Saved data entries
------------

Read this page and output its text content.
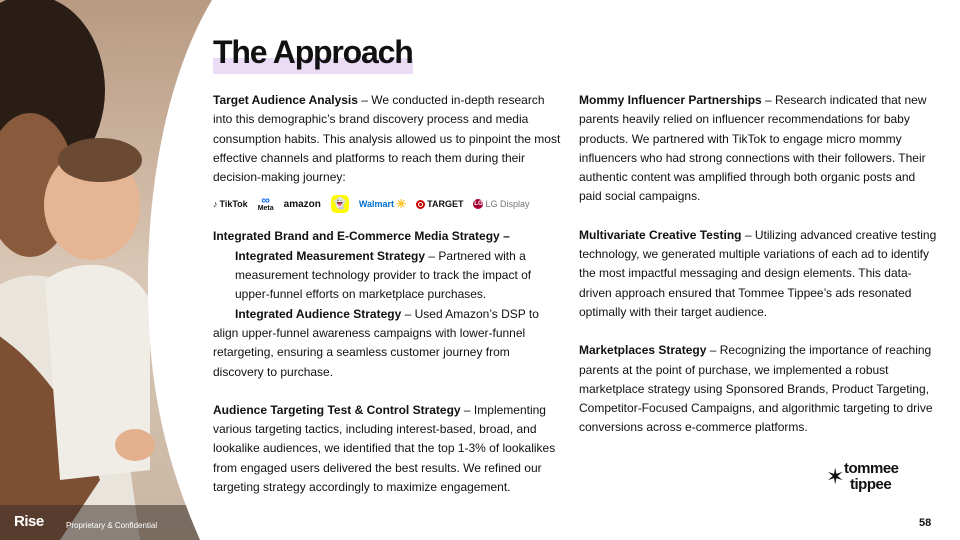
The Approach

Target Audience Analysis – We conducted in-depth research into this demographic’s brand discovery process and media consumption habits. This analysis allowed us to pinpoint the most effective channels and platforms to reach them during their decision-making journey:

♪ TikTok ∞
Meta amazon 👻 Walmart ✳ TARGET LG LG Display

Integrated Brand and E-Commerce Media Strategy –

Integrated Measurement Strategy – Partnered with a measurement technology provider to track the impact of upper-funnel efforts on marketplace purchases.

Integrated Audience Strategy – Used Amazon’s DSP to

align upper-funnel awareness campaigns with lower-funnel retargeting, ensuring a seamless customer journey from discovery to purchase.

Audience Targeting Test & Control Strategy – Implementing various targeting tactics, including interest-based, broad, and lookalike audiences, we identified that the top 1-3% of lookalikes from engaged users delivered the best results. We refined our targeting strategy accordingly to maximize engagement.

Mommy Influencer Partnerships – Research indicated that new parents heavily relied on influencer recommendations for baby products. We partnered with TikTok to engage micro mommy influencers who had strong connections with their followers. Their authentic content was amplified through both organic posts and paid social campaigns.

Multivariate Creative Testing – Utilizing advanced creative testing technology, we generated multiple variations of each ad to identify the most impactful messaging and design elements. This data-driven approach ensured that Tommee Tippee’s ads resonated optimally with their target audience.

Marketplaces Strategy – Recognizing the importance of reaching parents at the point of purchase, we implemented a robust marketplace strategy using Sponsored Brands, Product Targeting, Competitor-Focused Campaigns, and algorithmic targeting to drive conversions across e-commerce platforms.

✶ tommee
tippee
Rise	Proprietary & Confidential	58
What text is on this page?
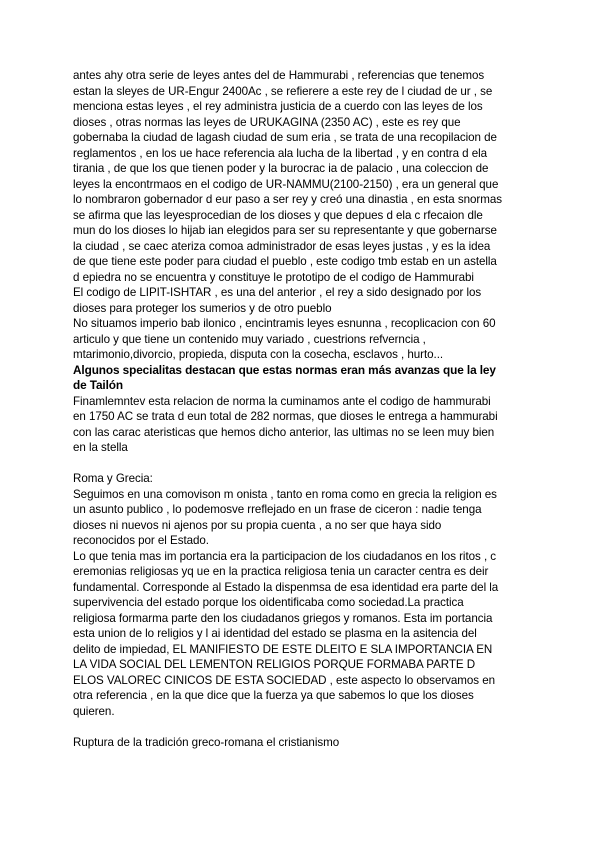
antes ahy otra serie de leyes antes del de Hammurabi , referencias que tenemos
estan la sleyes de UR-Engur 2400Ac , se refierere a este rey de l ciudad de ur , se
menciona estas leyes , el rey administra justicia de a cuerdo con las leyes de los
dioses , otras normas las leyes de URUKAGINA (2350 AC) , este es rey que
gobernaba la ciudad de lagash ciudad de sum eria , se trata de una recopilacion de
reglamentos , en los ue hace referencia ala lucha de la libertad , y en contra d ela
tirania , de que los que tienen poder y la burocrac ia de palacio , una coleccion de
leyes la encontrmaos en el codigo de UR-NAMMU(2100-2150) , era un general que
lo nombraron gobernador d eur paso a ser rey y creó una dinastia , en esta snormas
se afirma que las leyesprocedian de los dioses y que depues d ela c rfecaion dle
mun do los dioses lo hijab ian elegidos para ser su representante y que gobernarse
la ciudad , se caec ateriza comoa administrador de esas leyes justas , y es la idea
de que tiene este poder para ciudad el pueblo , este codigo tmb estab en un astella
d epiedra no se encuentra y constituye le prototipo de el codigo de Hammurabi
El codigo de LIPIT-ISHTAR , es una del anterior , el rey a sido designado por los
dioses para proteger los sumerios y de otro pueblo
No situamos imperio bab ilonico , encintramis leyes esnunna , recoplicacion con 60
articulo y que tiene un contenido muy variado , cuestrions refverncia ,
mtarimonio,divorcio, propieda, disputa con la cosecha, esclavos , hurto...
Algunos specialitas destacan que estas normas eran más avanzas que la ley
de Tailón
Finamlemntev esta relacion de norma la cuminamos ante el codigo de hammurabi
en 1750 AC se trata d eun total de 282 normas, que dioses le entrega a hammurabi
con las carac ateristicas que hemos dicho anterior, las ultimas no se leen muy bien
en la stella
Roma y Grecia:
Seguimos en una comovison m onista , tanto en roma como en grecia la religion es
un asunto publico , lo podemosve rreflejado en un frase de ciceron : nadie tenga
dioses ni nuevos ni ajenos por su propia cuenta , a no ser que haya sido
reconocidos por el Estado.
Lo que tenia mas im portancia era la participacion de los ciudadanos en los ritos , c
eremonias religiosas yq ue en la practica religiosa tenia un caracter centra es deir
fundamental. Corresponde al Estado la dispenmsa de esa identidad era parte del la
supervivencia del estado porque los oidentificaba como sociedad.La practica
religiosa formarma parte den los ciudadanos griegos y romanos. Esta im portancia
esta union de lo religios y l ai identidad del estado se plasma en la asitencia del
delito de impiedad, EL MANIFIESTO DE ESTE DLEITO E SLA IMPORTANCIA EN
LA VIDA SOCIAL DEL LEMENTON RELIGIOS PORQUE FORMABA PARTE D
ELOS VALOREC CINICOS DE ESTA SOCIEDAD , este aspecto lo observamos en
otra referencia , en la que dice que la fuerza ya que sabemos lo que los dioses
quieren.
Ruptura de la tradición greco-romana el cristianismo
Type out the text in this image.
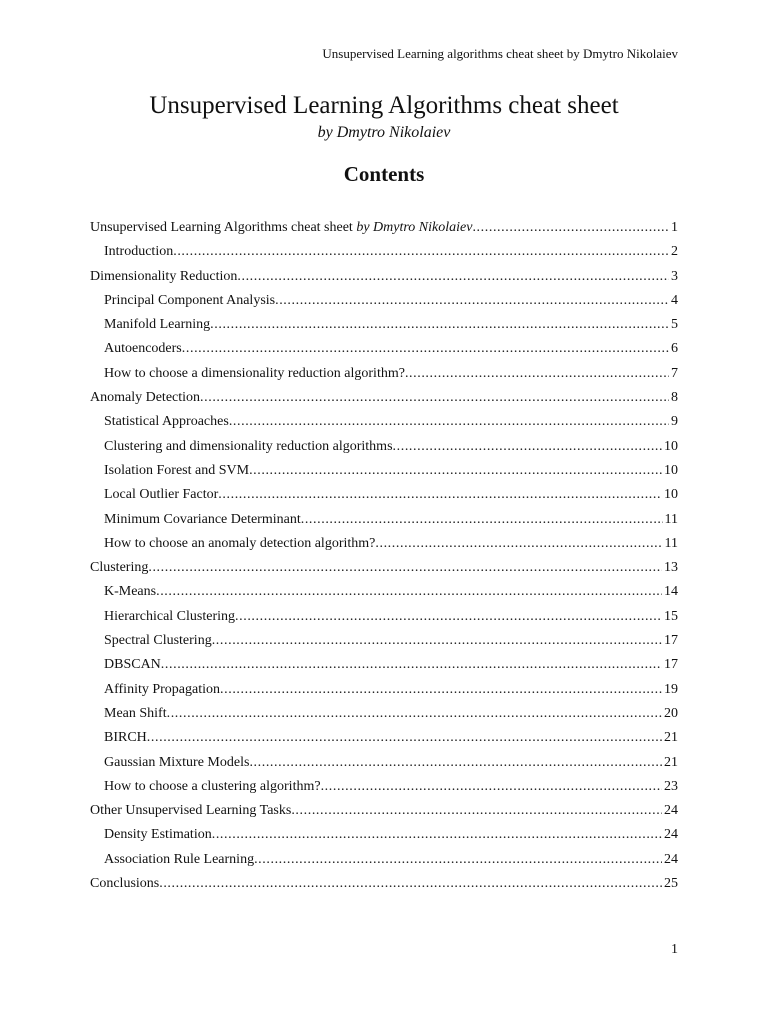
Unsupervised Learning algorithms cheat sheet by Dmytro Nikolaiev
Unsupervised Learning Algorithms cheat sheet
by Dmytro Nikolaiev
Contents
Unsupervised Learning Algorithms cheat sheet by Dmytro Nikolaiev .....	1
Introduction .....	2
Dimensionality Reduction .....	3
Principal Component Analysis .....	4
Manifold Learning .....	5
Autoencoders .....	6
How to choose a dimensionality reduction algorithm? .....	7
Anomaly Detection .....	8
Statistical Approaches .....	9
Clustering and dimensionality reduction algorithms .....	10
Isolation Forest and SVM .....	10
Local Outlier Factor .....	10
Minimum Covariance Determinant .....	11
How to choose an anomaly detection algorithm? .....	11
Clustering .....	13
K-Means .....	14
Hierarchical Clustering .....	15
Spectral Clustering .....	17
DBSCAN .....	17
Affinity Propagation .....	19
Mean Shift .....	20
BIRCH .....	21
Gaussian Mixture Models .....	21
How to choose a clustering algorithm? .....	23
Other Unsupervised Learning Tasks .....	24
Density Estimation .....	24
Association Rule Learning .....	24
Conclusions .....	25
1
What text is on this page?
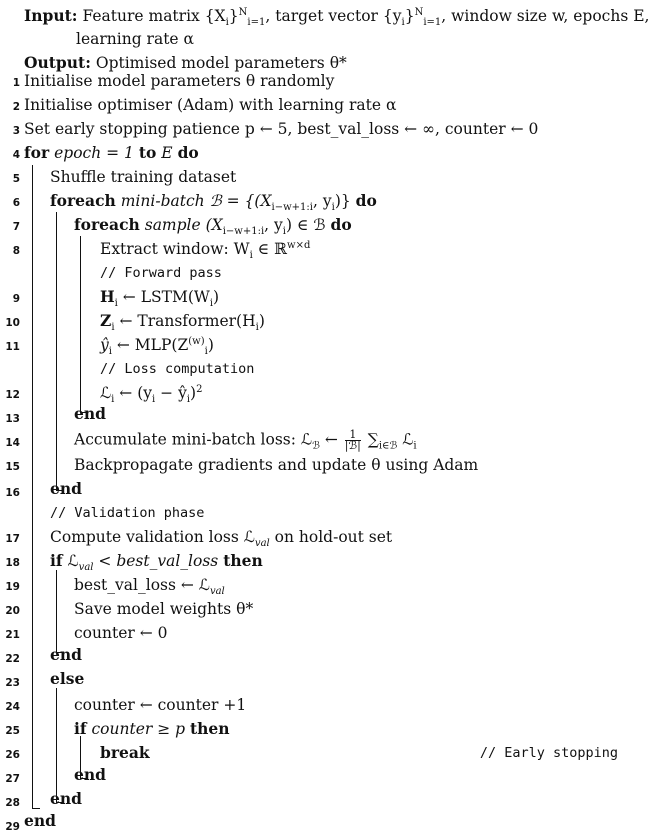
Input: Feature matrix $\{X_i\}^N_{i=1}$, target vector $\{y_i\}^N_{i=1}$, window size w, epochs E,
learning rate α
Output: Optimised model parameters θ*
1 Initialise model parameters θ randomly
2 Initialise optimiser (Adam) with learning rate α
3 Set early stopping patience p ← 5, best_val_loss ← ∞, counter ← 0
4 for epoch = 1 to E do
5 Shuffle training dataset
6 foreach mini-batch ℬ = {($X_{i-w+1:i}$, $y_i$)} do
7	foreach sample ($X_{i-w+1:i}$, $y_i$) ∈ ℬ do
8	Extract window: $W_i$ ∈ ℝ$^{w\times d}$
// Forward pass
9	$H_i$ ← $LSTM(W_i)$
10	$Z_i$ ← $Transformer(H_i)$
11	$ŷ_i$ ← $MLP(Z^{(w)}_i)$
// Loss computation
12	ℒ$_i$ ← ($y_i$ − $ŷ_i)^2$
13	end
14	Accumulate mini-batch loss: ℒ$_ℬ$ ← $\frac{1}{\text{|ℬ|}} \sum_{i\in ℬ}$ ℒ$_i$
15	Backpropagate gradients and update θ using Adam
16 end
// Validation phase
17 Compute validation loss ℒ$_{val}$ on hold-out set
18 if ℒ$_{val}$ < best_val_loss then
19	best_val_loss ← ℒ$_{val}$
20	Save model weights θ*
21	counter ← 0
22 end
23 else
24	counter ← counter +1
25	if counter ≥ p then
26	break	// Early stopping
27	end
28 end
29 end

------------

#### YOUR TASK:
Your task is to retype all the entries exactly and leave out any pictures.

#### SOLUTION TO THE PROBLEM:
Read this page and output its text content.
The Approach

Target Audience Analysis – We conducted in-depth research into this demographic’s brand discovery process and media consumption habits. This analysis allowed us to pinpoint the most effective channels and platforms to reach them during their decision-making journey:

♪ TikTok ∞
Meta amazon 👻 Walmart ✳ TARGET LG LG Display

Integrated Brand and E-Commerce Media Strategy –

Integrated Measurement Strategy – Partnered with a measurement technology provider to track the impact of upper-funnel efforts on marketplace purchases.

Integrated Audience Strategy – Used Amazon’s DSP to

align upper-funnel awareness campaigns with lower-funnel retargeting, ensuring a seamless customer journey from discovery to purchase.

Audience Targeting Test & Control Strategy – Implementing various targeting tactics, including interest-based, broad, and lookalike audiences, we identified that the top 1-3% of lookalikes from engaged users delivered the best results. We refined our targeting strategy accordingly to maximize engagement.

Mommy Influencer Partnerships – Research indicated that new parents heavily relied on influencer recommendations for baby products. We partnered with TikTok to engage micro mommy influencers who had strong connections with their followers. Their authentic content was amplified through both organic posts and paid social campaigns.

Multivariate Creative Testing – Utilizing advanced creative testing technology, we generated multiple variations of each ad to identify the most impactful messaging and design elements. This data-driven approach ensured that Tommee Tippee’s ads resonated optimally with their target audience.

Marketplaces Strategy – Recognizing the importance of reaching parents at the point of purchase, we implemented a robust marketplace strategy using Sponsored Brands, Product Targeting, Competitor-Focused Campaigns, and algorithmic targeting to drive conversions across e-commerce platforms.

✶ tommee
tippee
Rise	Proprietary & Confidential	58
What text is on this page?
antes ahy otra serie de leyes antes del de Hammurabi , referencias que tenemos
estan la sleyes de UR-Engur 2400Ac , se refierere a este rey de l ciudad de ur , se
menciona estas leyes , el rey administra justicia de a cuerdo con las leyes de los
dioses , otras normas las leyes de URUKAGINA (2350 AC) , este es rey que
gobernaba la ciudad de lagash ciudad de sum eria , se trata de una recopilacion de
reglamentos , en los ue hace referencia ala lucha de la libertad , y en contra d ela
tirania , de que los que tienen poder y la burocrac ia de palacio , una coleccion de
leyes la encontrmaos en el codigo de UR-NAMMU(2100-2150) , era un general que
lo nombraron gobernador d eur paso a ser rey y creó una dinastia , en esta snormas
se afirma que las leyesprocedian de los dioses y que depues d ela c rfecaion dle
mun do los dioses lo hijab ian elegidos para ser su representante y que gobernarse
la ciudad , se caec ateriza comoa administrador de esas leyes justas , y es la idea
de que tiene este poder para ciudad el pueblo , este codigo tmb estab en un astella
d epiedra no se encuentra y constituye le prototipo de el codigo de Hammurabi
El codigo de LIPIT-ISHTAR , es una del anterior , el rey a sido designado por los
dioses para proteger los sumerios y de otro pueblo
No situamos imperio bab ilonico , encintramis leyes esnunna , recoplicacion con 60
articulo y que tiene un contenido muy variado , cuestrions refverncia ,
mtarimonio,divorcio, propieda, disputa con la cosecha, esclavos , hurto...
Algunos specialitas destacan que estas normas eran más avanzas que la ley
de Tailón
Finamlemntev esta relacion de norma la cuminamos ante el codigo de hammurabi
en 1750 AC se trata d eun total de 282 normas, que dioses le entrega a hammurabi
con las carac ateristicas que hemos dicho anterior, las ultimas no se leen muy bien
en la stella
Roma y Grecia:
Seguimos en una comovison m onista , tanto en roma como en grecia la religion es
un asunto publico , lo podemosve rreflejado en un frase de ciceron : nadie tenga
dioses ni nuevos ni ajenos por su propia cuenta , a no ser que haya sido
reconocidos por el Estado.
Lo que tenia mas im portancia era la participacion de los ciudadanos en los ritos , c
eremonias religiosas yq ue en la practica religiosa tenia un caracter centra es deir
fundamental. Corresponde al Estado la dispenmsa de esa identidad era parte del la
supervivencia del estado porque los oidentificaba como sociedad.La practica
religiosa formarma parte den los ciudadanos griegos y romanos. Esta im portancia
esta union de lo religios y l ai identidad del estado se plasma en la asitencia del
delito de impiedad, EL MANIFIESTO DE ESTE DLEITO E SLA IMPORTANCIA EN
LA VIDA SOCIAL DEL LEMENTON RELIGIOS PORQUE FORMABA PARTE D
ELOS VALOREC CINICOS DE ESTA SOCIEDAD , este aspecto lo observamos en
otra referencia , en la que dice que la fuerza ya que sabemos lo que los dioses
quieren.
Ruptura de la tradición greco-romana el cristianismo
Type out the text in this image.
Unsupervised Learning algorithms cheat sheet by Dmytro Nikolaiev
Unsupervised Learning Algorithms cheat sheet
by Dmytro Nikolaiev
Contents
Unsupervised Learning Algorithms cheat sheet by Dmytro Nikolaiev .....	1
Introduction .....	2
Dimensionality Reduction .....	3
Principal Component Analysis .....	4
Manifold Learning .....	5
Autoencoders .....	6
How to choose a dimensionality reduction algorithm? .....	7
Anomaly Detection .....	8
Statistical Approaches .....	9
Clustering and dimensionality reduction algorithms .....	10
Isolation Forest and SVM .....	10
Local Outlier Factor .....	10
Minimum Covariance Determinant .....	11
How to choose an anomaly detection algorithm? .....	11
Clustering .....	13
K-Means .....	14
Hierarchical Clustering .....	15
Spectral Clustering .....	17
DBSCAN .....	17
Affinity Propagation .....	19
Mean Shift .....	20
BIRCH .....	21
Gaussian Mixture Models .....	21
How to choose a clustering algorithm? .....	23
Other Unsupervised Learning Tasks .....	24
Density Estimation .....	24
Association Rule Learning .....	24
Conclusions .....	25
1
What text is on this page?
Input: Feature matrix $\{X_i\}^N_{i=1}$, target vector $\{y_i\}^N_{i=1}$, window size w, epochs E,
learning rate α
Output: Optimised model parameters θ*
1 Initialise model parameters θ randomly
2 Initialise optimiser (Adam) with learning rate α
3 Set early stopping patience p ← 5, best_val_loss ← ∞, counter ← 0
4 for epoch = 1 to E do
5 Shuffle training dataset
6 foreach mini-batch ℬ = {($X_{i-w+1:i}$, $y_i$)} do
7	foreach sample ($X_{i-w+1:i}$, $y_i$) ∈ ℬ do
8	Extract window: $W_i$ ∈ ℝ$^{w\times d}$
// Forward pass
9	$H_i$ ← $LSTM(W_i)$
10	$Z_i$ ← $Transformer(H_i)$
11	$ŷ_i$ ← $MLP(Z^{(w)}_i)$
// Loss computation
12	ℒ$_i$ ← ($y_i$ − $ŷ_i)^2$
13	end
14	Accumulate mini-batch loss: ℒ$_ℬ$ ← $\frac{1}{\text{|ℬ|}} \sum_{i\in ℬ}$ ℒ$_i$
15	Backpropagate gradients and update θ using Adam
16 end
// Validation phase
17 Compute validation loss ℒ$_{val}$ on hold-out set
18 if ℒ$_{val}$ < best_val_loss then
19	best_val_loss ← ℒ$_{val}$
20	Save model weights θ*
21	counter ← 0
22 end
23 else
24	counter ← counter +1
25	if counter ≥ p then
26	break	// Early stopping
27	end
28 end
29 end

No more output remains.